## The problem
Look through the material below for "name". Copy every line that contains it.

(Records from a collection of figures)
.....
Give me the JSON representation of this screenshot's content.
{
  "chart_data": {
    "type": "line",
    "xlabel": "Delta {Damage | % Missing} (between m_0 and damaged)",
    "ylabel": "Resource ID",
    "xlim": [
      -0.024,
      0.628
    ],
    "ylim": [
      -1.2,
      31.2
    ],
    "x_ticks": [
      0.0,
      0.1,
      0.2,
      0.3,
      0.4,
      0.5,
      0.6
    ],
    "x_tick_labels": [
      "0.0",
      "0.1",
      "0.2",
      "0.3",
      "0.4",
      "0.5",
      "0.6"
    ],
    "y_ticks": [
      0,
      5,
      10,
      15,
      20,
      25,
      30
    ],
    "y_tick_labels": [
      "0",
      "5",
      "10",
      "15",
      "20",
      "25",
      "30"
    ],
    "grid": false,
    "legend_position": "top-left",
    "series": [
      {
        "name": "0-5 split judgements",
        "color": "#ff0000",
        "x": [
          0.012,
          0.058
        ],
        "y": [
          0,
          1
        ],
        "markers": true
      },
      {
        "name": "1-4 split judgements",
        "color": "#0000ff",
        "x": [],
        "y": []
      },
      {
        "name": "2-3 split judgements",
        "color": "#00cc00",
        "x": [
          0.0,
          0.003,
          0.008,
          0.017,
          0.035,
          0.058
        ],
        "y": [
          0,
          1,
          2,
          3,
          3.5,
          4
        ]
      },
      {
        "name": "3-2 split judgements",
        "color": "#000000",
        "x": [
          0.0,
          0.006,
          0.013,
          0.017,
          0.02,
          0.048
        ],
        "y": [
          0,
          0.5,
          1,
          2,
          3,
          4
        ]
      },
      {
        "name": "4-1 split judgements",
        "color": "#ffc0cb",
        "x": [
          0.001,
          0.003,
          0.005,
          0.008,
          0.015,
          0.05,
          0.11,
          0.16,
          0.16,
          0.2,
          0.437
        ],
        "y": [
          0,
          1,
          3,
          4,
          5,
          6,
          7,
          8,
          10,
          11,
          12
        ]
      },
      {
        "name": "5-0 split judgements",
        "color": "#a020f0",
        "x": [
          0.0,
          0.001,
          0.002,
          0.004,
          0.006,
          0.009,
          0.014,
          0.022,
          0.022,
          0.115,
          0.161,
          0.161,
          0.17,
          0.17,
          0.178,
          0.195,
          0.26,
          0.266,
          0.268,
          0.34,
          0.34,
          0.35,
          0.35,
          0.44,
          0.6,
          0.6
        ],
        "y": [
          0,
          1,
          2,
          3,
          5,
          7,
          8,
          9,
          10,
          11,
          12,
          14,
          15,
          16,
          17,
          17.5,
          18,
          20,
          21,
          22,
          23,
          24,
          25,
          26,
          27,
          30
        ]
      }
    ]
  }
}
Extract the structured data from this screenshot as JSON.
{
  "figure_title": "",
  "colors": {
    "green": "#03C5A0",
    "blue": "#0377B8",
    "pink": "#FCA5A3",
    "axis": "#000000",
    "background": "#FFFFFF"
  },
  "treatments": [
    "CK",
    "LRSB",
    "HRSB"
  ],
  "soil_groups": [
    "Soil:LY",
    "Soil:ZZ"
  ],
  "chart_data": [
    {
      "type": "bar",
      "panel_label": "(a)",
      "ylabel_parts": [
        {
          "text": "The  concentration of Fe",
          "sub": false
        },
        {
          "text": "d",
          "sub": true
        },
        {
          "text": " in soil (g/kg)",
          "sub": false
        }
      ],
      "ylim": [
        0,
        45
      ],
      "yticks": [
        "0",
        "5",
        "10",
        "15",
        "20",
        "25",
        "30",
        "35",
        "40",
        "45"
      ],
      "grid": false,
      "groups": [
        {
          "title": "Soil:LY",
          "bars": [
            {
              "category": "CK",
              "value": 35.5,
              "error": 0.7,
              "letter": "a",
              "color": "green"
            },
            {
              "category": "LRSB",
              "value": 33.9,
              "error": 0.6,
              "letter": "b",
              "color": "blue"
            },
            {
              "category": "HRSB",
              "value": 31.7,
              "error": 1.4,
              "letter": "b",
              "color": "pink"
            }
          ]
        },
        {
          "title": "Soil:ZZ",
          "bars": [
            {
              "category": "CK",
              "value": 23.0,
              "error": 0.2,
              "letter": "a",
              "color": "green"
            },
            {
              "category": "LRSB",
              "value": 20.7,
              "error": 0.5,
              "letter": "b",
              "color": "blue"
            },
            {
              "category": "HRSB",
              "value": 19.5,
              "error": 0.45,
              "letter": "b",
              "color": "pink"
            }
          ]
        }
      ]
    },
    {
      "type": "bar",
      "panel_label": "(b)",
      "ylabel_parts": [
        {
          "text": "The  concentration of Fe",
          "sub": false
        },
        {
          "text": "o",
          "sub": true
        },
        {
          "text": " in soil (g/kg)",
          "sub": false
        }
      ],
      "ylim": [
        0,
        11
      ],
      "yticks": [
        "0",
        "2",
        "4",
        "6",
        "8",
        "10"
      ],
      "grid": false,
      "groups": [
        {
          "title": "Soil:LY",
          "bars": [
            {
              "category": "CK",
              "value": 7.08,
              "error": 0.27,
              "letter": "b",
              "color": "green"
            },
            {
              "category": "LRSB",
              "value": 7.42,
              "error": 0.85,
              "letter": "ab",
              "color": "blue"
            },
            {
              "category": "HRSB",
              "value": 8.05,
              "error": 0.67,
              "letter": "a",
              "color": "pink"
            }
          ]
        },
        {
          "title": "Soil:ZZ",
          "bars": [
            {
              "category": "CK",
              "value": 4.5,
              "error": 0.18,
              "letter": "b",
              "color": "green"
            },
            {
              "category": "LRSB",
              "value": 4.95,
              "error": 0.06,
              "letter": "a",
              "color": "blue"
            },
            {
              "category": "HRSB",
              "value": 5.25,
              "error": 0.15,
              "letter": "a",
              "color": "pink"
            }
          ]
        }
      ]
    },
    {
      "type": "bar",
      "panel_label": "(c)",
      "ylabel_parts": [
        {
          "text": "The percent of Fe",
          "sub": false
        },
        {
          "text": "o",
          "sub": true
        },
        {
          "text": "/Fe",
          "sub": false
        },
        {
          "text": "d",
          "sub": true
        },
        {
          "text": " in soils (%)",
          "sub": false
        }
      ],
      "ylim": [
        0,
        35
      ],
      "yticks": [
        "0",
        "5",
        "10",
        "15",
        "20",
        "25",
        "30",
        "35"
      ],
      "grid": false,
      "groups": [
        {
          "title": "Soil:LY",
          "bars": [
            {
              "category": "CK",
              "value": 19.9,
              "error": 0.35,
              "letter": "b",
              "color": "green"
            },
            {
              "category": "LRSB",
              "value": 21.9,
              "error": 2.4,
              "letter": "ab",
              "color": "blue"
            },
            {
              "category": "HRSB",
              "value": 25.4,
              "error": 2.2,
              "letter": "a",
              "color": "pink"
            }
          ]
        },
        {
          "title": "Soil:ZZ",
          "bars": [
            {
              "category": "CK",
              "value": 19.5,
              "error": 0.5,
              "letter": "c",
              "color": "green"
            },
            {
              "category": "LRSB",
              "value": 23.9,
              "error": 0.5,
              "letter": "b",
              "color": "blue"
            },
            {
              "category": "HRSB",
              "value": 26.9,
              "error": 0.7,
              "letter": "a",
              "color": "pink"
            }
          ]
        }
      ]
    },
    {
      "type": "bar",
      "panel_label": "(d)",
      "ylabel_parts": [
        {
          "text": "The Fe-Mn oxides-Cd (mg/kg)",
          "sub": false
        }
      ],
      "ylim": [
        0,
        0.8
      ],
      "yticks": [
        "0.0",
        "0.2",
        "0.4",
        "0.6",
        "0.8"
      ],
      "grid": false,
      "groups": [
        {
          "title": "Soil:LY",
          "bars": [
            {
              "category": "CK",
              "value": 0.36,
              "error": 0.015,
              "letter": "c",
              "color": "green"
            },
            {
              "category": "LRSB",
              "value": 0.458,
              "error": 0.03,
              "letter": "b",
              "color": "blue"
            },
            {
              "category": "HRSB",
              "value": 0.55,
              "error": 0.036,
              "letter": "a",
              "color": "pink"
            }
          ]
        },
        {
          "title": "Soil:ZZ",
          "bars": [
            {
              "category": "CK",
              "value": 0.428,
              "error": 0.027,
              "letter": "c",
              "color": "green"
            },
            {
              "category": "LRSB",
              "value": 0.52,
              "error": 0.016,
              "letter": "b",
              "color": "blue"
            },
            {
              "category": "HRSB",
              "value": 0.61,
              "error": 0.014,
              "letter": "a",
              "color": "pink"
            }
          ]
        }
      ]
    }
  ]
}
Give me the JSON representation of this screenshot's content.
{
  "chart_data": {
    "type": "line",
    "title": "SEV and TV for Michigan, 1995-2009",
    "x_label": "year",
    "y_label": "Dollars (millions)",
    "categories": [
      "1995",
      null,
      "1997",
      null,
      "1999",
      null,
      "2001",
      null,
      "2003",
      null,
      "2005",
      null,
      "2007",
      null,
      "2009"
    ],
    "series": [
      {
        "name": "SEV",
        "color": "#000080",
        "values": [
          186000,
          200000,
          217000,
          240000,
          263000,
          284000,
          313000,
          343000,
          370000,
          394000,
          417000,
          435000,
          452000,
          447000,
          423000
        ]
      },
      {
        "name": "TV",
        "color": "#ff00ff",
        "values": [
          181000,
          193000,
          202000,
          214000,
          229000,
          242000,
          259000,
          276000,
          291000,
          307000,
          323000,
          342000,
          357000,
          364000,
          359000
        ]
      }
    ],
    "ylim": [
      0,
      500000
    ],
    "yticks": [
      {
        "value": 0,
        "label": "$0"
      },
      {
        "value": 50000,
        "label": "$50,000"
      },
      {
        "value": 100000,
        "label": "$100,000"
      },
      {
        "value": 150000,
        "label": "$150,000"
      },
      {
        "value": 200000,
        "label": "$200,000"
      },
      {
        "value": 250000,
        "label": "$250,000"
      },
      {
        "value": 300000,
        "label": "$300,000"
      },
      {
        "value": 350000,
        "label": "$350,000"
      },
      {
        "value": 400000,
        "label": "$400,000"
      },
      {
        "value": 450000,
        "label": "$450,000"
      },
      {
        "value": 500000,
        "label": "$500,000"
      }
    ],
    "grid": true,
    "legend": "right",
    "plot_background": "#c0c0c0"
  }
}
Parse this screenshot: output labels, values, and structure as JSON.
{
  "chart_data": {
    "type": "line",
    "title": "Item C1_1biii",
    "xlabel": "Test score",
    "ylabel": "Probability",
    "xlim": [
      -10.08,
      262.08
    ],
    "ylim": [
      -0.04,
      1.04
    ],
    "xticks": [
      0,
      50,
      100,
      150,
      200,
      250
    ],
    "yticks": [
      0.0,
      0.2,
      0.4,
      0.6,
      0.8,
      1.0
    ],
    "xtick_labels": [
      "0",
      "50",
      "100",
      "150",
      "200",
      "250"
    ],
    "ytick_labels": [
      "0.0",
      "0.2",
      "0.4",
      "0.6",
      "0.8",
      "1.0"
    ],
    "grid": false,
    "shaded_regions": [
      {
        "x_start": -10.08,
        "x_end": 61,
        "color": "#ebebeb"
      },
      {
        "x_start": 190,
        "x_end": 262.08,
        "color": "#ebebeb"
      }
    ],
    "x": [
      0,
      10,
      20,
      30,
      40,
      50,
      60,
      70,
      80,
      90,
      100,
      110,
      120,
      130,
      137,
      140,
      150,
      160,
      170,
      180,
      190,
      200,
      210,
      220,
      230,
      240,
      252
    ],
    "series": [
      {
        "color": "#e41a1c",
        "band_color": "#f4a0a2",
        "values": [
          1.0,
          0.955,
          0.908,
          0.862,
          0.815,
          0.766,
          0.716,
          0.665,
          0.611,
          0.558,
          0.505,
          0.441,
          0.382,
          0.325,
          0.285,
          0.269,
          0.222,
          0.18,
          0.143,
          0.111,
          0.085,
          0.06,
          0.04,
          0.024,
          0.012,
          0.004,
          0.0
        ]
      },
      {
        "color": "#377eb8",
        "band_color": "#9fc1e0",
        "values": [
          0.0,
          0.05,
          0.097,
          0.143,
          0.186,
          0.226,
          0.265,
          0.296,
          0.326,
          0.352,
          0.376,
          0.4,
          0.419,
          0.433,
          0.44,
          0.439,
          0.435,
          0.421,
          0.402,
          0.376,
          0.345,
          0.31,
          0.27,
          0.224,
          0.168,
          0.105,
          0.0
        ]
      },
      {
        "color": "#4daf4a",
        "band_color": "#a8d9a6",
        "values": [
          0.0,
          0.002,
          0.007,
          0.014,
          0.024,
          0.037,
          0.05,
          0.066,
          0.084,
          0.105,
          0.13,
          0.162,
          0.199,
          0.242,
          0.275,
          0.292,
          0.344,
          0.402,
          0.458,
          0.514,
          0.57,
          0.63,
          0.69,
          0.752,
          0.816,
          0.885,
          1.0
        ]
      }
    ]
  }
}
.....
## Task response
        "name": "0-5 split judgements",
        "name": "1-4 split judgements",
        "name": "2-3 split judgements",
        "name": "3-2 split judgements",
        "name": "4-1 split judgements",
        "name": "5-0 split judgements",
        "name": "SEV",
        "name": "TV",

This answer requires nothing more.